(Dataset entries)
· · · · ·

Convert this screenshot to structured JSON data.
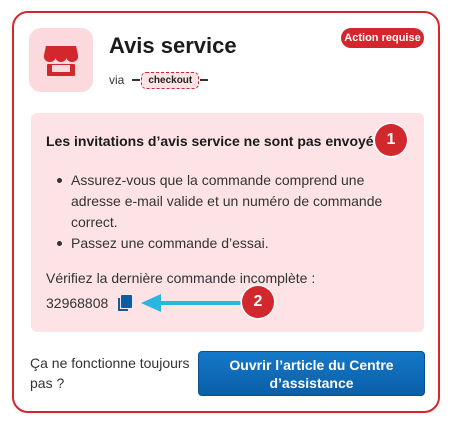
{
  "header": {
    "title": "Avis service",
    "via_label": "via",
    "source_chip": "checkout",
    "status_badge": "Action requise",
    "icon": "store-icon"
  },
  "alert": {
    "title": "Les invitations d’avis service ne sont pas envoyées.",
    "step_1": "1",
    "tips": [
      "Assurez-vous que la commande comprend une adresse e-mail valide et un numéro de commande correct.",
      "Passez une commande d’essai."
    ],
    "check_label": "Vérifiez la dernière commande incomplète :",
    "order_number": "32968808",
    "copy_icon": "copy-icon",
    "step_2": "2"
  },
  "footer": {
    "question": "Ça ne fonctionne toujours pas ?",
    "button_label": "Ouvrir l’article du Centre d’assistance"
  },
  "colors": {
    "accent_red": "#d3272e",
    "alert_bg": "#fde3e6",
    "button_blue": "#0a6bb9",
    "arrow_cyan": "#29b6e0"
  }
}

· · · · ·

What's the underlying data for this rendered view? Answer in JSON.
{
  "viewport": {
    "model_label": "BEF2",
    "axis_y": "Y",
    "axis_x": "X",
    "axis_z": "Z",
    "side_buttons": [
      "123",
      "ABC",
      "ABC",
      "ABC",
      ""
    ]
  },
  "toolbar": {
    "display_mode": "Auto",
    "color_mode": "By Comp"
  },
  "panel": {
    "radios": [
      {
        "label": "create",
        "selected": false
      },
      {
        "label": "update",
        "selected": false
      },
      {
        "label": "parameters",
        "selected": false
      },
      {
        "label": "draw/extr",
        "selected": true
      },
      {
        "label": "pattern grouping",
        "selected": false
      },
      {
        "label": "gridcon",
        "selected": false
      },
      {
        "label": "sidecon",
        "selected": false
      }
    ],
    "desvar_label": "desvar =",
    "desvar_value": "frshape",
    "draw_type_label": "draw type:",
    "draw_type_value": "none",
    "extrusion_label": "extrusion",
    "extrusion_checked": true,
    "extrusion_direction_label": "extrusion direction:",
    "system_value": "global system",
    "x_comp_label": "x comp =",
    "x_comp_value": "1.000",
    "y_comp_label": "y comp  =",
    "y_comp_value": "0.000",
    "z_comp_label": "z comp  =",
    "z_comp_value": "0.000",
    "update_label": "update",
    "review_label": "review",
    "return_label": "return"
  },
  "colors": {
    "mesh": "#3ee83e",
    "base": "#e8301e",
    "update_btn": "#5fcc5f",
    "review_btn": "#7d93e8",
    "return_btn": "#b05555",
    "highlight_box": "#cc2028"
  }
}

· · · · ·

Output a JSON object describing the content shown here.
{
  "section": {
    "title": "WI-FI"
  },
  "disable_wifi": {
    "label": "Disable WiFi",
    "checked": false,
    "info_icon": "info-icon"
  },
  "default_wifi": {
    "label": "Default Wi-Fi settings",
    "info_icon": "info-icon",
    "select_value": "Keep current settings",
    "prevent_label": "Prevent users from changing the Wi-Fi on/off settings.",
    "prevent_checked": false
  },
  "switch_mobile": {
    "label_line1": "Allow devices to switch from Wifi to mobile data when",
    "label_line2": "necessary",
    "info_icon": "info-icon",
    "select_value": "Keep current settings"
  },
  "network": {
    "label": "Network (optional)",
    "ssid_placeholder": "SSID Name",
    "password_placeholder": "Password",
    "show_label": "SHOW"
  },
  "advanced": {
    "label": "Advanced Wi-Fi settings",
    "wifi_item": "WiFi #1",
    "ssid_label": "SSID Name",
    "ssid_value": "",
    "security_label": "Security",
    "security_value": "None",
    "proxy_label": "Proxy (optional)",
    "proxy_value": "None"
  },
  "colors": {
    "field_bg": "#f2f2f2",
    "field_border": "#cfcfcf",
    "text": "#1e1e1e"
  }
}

· · · · ·

▶ _Instructions to follow_
Give solely the number of lines in the data that contain the string "Name".

▶ _Output of the exercise_
2